• Exercise description: Locate every line in the records below that holds the word "name" and return each one.

-*-

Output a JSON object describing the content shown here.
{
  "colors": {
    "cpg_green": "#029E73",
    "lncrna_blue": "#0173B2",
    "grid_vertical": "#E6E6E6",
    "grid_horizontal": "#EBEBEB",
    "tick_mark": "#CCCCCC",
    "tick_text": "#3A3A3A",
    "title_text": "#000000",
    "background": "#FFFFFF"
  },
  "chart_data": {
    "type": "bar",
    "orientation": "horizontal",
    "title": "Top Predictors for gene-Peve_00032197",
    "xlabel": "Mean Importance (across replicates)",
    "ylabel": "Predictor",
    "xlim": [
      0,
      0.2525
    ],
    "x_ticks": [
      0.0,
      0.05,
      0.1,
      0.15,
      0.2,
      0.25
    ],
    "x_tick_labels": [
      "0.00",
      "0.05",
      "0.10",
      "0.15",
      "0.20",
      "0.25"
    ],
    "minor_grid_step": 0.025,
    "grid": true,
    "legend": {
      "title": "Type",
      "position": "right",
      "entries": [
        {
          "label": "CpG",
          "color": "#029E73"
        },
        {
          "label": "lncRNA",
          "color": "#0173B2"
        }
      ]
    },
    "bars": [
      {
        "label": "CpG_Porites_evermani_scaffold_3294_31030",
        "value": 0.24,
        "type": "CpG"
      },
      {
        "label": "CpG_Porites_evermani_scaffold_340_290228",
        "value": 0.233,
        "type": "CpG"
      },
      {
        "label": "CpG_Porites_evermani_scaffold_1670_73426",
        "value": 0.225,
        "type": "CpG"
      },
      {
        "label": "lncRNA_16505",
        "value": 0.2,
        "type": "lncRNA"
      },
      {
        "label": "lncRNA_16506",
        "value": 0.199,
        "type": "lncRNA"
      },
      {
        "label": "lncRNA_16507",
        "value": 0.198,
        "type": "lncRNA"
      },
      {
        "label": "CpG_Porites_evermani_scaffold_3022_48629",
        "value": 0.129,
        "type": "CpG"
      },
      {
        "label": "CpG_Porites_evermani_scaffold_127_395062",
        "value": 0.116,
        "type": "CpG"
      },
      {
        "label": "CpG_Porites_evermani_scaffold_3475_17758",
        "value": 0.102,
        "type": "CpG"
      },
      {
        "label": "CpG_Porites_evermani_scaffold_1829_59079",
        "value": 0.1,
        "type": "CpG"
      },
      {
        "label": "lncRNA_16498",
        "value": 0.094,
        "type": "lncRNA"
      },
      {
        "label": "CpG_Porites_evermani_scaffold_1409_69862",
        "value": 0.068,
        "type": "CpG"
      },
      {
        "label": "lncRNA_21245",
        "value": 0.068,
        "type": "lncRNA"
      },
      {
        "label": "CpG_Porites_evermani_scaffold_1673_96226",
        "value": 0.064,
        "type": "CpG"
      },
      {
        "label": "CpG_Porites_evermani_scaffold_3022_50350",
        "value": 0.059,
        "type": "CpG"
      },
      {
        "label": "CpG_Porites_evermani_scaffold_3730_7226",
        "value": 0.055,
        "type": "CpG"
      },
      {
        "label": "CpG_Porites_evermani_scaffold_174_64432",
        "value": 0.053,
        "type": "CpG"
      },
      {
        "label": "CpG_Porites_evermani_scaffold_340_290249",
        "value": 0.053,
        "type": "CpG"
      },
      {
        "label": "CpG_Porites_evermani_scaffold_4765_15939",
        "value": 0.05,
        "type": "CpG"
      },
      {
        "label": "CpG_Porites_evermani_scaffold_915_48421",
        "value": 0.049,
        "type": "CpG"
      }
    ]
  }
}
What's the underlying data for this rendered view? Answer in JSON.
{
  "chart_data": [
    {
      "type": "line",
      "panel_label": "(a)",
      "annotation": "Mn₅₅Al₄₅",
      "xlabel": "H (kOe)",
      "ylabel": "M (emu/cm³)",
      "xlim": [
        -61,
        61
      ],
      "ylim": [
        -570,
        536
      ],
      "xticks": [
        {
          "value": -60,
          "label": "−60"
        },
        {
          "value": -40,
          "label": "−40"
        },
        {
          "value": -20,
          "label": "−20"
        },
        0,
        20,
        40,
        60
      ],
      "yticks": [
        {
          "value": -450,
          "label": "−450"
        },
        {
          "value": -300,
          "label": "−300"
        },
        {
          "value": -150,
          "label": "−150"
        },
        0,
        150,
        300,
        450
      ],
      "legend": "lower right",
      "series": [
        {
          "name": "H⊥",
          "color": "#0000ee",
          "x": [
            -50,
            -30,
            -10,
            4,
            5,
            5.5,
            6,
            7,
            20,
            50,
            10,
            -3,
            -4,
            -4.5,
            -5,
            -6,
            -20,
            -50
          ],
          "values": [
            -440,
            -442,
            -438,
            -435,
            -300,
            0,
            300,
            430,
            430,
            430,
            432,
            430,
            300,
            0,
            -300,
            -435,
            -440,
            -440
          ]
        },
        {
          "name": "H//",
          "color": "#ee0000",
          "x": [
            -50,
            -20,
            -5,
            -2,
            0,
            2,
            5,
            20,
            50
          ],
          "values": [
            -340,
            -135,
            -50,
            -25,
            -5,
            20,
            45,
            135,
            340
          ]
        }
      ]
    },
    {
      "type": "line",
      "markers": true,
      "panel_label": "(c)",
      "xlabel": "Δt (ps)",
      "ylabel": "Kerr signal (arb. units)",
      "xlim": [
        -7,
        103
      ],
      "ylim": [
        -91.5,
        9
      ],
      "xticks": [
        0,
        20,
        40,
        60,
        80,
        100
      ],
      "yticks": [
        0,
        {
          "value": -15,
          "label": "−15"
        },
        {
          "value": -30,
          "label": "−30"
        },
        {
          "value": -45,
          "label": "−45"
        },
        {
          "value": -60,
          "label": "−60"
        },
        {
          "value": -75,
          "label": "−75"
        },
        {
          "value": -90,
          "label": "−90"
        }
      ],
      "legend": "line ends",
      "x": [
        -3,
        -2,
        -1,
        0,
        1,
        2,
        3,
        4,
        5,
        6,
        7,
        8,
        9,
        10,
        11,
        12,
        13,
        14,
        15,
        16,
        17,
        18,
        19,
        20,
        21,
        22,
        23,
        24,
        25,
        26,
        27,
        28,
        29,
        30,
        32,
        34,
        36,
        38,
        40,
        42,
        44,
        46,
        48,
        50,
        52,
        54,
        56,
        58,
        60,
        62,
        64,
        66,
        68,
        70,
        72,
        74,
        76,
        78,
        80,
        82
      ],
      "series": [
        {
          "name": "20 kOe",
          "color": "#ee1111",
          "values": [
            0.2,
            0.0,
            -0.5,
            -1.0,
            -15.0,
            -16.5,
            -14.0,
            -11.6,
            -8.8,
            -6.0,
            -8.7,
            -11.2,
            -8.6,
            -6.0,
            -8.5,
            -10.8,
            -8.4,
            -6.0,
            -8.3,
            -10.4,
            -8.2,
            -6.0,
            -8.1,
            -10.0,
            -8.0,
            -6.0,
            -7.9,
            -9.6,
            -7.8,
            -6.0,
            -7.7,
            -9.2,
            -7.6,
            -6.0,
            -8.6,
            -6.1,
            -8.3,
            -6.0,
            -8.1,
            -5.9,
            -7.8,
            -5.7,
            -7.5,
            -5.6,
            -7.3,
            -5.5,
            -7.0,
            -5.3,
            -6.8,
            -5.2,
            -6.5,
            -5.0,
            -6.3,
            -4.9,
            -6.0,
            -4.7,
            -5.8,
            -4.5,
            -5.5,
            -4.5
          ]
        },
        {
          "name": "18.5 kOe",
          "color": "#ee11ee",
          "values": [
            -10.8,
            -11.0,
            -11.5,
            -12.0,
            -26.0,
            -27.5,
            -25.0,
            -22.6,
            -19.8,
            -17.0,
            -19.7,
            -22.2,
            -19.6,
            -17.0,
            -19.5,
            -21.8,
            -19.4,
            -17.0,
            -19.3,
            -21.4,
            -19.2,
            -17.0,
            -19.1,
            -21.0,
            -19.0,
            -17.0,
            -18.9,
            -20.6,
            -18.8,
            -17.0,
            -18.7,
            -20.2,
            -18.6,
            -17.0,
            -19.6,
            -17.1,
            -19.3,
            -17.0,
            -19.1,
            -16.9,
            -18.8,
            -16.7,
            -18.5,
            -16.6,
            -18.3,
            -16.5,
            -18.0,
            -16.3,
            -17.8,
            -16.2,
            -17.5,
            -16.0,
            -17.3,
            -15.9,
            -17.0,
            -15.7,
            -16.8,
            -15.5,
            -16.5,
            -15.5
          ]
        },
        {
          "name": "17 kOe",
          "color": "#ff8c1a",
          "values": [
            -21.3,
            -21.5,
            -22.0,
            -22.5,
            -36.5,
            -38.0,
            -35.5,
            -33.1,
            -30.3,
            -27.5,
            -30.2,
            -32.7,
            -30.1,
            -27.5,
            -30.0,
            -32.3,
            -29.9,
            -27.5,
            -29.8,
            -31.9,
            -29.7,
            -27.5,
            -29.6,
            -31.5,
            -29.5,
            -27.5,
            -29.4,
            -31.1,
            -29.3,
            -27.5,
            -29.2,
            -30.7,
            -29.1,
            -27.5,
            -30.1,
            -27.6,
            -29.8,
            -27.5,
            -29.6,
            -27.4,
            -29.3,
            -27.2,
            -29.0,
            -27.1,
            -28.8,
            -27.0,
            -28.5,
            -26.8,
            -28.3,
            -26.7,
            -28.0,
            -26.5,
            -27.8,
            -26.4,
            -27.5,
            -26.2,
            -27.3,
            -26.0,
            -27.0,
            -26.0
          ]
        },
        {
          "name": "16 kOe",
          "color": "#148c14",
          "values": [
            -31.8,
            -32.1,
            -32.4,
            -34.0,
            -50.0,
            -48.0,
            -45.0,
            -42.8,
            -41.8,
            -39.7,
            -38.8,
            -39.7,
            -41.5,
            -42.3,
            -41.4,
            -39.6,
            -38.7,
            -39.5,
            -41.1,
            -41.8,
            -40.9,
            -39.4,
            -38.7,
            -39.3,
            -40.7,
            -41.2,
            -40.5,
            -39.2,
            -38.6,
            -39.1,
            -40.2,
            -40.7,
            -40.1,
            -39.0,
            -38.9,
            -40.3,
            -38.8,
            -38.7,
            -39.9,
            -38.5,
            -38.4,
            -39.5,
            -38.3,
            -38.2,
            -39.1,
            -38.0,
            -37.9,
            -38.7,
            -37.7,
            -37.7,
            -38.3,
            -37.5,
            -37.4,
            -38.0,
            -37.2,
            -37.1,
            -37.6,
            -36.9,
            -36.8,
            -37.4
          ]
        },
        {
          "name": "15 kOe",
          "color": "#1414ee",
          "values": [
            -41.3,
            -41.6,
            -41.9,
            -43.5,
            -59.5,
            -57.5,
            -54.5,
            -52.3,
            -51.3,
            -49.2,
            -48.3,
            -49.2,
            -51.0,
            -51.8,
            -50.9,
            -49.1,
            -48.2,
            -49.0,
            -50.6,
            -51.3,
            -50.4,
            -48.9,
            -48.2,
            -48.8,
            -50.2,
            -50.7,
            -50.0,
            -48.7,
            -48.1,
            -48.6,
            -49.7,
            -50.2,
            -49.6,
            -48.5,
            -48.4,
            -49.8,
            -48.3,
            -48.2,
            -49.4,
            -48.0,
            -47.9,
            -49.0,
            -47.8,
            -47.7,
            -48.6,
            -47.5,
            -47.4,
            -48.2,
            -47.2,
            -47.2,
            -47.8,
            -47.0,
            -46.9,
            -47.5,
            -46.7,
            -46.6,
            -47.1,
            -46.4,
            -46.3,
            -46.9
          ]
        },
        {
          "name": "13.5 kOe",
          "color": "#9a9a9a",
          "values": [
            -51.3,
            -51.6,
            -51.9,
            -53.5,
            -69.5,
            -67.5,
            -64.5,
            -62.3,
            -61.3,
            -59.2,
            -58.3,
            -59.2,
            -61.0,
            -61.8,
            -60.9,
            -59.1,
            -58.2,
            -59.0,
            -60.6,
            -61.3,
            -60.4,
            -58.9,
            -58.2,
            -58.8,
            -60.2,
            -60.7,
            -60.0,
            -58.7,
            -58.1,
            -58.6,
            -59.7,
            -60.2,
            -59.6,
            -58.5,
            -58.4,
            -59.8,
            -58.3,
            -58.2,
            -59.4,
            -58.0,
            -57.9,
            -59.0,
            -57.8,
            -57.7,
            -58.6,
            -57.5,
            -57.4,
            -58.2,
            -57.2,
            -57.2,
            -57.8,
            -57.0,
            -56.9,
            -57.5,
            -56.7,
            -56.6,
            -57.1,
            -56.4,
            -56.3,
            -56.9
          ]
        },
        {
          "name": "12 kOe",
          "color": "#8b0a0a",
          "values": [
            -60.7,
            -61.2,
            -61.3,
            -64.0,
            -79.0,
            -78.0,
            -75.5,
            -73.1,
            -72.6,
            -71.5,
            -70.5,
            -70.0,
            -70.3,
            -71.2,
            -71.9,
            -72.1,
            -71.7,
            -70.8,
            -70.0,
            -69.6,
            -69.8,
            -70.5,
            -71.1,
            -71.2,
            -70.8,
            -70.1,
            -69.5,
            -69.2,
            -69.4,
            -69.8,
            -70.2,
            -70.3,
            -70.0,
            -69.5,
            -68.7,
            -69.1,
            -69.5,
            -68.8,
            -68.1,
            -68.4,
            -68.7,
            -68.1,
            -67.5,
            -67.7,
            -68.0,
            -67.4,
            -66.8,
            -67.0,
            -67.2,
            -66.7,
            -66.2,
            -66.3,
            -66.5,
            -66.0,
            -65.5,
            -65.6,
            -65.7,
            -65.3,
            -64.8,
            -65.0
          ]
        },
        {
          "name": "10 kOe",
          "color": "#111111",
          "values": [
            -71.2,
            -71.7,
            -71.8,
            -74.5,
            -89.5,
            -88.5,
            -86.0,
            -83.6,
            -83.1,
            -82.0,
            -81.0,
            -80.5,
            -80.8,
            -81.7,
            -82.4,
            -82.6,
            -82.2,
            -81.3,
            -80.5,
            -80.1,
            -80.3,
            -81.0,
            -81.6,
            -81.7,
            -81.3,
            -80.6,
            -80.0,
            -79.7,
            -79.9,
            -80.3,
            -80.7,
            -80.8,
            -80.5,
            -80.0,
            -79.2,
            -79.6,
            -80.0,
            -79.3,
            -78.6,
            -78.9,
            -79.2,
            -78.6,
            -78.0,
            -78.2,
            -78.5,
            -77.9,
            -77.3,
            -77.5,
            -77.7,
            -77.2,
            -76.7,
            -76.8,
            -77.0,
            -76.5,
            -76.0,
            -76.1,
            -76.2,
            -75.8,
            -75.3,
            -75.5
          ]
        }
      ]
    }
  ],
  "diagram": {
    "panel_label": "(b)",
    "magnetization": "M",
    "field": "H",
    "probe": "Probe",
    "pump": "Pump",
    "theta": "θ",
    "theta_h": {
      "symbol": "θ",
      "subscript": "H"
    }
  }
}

-*-

• Task answer:
          "name": "H⊥",
          "name": "H//",
          "name": "20 kOe",
          "name": "18.5 kOe",
          "name": "17 kOe",
          "name": "16 kOe",
          "name": "15 kOe",
          "name": "13.5 kOe",
          "name": "12 kOe",
          "name": "10 kOe",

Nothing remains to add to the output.